### Task description
Each line below must be set down exactly; omit any image you find.
┄┄┄┄┄┄┄┄┄┄┄┄┄┄┄┄┄┄┄┄
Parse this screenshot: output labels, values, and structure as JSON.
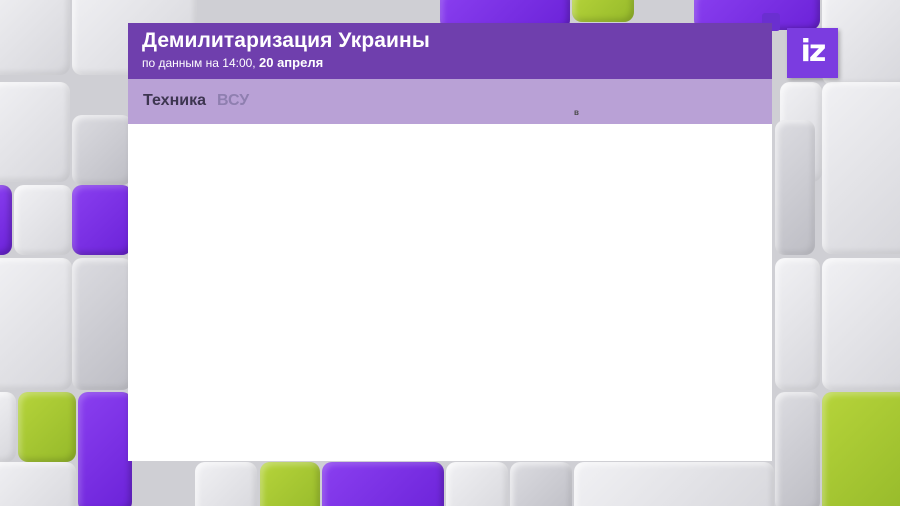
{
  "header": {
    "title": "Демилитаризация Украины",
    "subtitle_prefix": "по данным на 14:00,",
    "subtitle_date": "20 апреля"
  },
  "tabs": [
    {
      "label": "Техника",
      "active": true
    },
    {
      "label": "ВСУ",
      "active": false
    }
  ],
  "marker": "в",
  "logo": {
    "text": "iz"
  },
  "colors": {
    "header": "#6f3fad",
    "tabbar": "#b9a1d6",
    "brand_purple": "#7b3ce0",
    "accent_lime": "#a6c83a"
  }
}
┄┄┄┄┄┄┄┄┄┄┄┄┄┄┄┄┄┄┄┄
### Exercise response
Parse this screenshot: output labels, values, and structure as JSON.
{
  "header": {
    "title": "Демилитаризация Украины",
    "subtitle_prefix": "по данным на 14:00,",
    "subtitle_date": "20 апреля"
  },
  "tabs": [
    {
      "label": "Техника",
      "active": true
    },
    {
      "label": "ВСУ",
      "active": false
    }
  ],
  "marker": "в",
  "logo": {
    "text": "iz"
  },
  "colors": {
    "header": "#6f3fad",
    "tabbar": "#b9a1d6",
    "brand_purple": "#7b3ce0",
    "accent_lime": "#a6c83a"
  }
}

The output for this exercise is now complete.